*Written instruction*. Check each line of the records below for the word "Congress" and copy those where it appears.

*Dataset extract*.
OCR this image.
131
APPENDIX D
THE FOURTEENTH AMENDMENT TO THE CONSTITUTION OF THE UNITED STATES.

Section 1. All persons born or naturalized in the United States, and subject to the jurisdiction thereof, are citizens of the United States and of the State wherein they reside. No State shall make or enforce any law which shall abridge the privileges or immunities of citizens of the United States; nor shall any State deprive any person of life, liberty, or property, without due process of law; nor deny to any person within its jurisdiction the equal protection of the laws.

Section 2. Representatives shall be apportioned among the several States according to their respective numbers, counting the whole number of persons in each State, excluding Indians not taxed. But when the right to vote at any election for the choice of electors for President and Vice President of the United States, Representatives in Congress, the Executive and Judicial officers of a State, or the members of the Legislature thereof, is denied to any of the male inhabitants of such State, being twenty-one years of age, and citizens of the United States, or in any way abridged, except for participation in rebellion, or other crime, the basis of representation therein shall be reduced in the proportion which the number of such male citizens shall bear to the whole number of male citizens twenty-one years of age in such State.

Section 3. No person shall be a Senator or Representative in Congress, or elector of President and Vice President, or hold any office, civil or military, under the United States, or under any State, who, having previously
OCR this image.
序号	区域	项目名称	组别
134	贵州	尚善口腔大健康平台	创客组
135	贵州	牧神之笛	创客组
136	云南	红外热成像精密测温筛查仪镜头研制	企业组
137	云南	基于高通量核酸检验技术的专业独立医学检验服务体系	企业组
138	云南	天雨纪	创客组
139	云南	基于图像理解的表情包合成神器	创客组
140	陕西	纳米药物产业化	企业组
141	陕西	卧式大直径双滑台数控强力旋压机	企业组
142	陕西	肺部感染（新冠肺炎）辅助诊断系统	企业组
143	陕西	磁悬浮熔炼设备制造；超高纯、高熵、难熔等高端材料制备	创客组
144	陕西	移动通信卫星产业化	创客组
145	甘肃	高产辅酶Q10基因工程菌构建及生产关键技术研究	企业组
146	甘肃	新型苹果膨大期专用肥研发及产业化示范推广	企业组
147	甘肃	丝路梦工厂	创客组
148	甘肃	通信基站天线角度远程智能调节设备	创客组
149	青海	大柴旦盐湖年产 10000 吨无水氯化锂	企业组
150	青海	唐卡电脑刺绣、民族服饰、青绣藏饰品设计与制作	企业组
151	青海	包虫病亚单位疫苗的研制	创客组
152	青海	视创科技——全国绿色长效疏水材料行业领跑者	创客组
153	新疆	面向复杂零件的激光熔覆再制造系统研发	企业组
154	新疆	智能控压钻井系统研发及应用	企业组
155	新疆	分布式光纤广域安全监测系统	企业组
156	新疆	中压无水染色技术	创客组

*The response*.
Section 2. Representatives shall be apportioned among the several States according to their respective numbers, counting the whole number of persons in each State, excluding Indians not taxed. But when the right to vote at any election for the choice of electors for President and Vice President of the United States, Representatives in Congress, the Executive and Judicial officers of a State, or the members of the Legislature thereof, is denied to any of the male inhabitants of such State, being twenty-one years of age, and citizens of the United States, or in any way abridged, except for participation in rebellion, or other crime, the basis of representation therein shall be reduced in the proportion which the number of such male citizens shall bear to the whole number of male citizens twenty-one years of age in such State.
Section 3. No person shall be a Senator or Representative in Congress, or elector of President and Vice President, or hold any office, civil or military, under the United States, or under any State, who, having previously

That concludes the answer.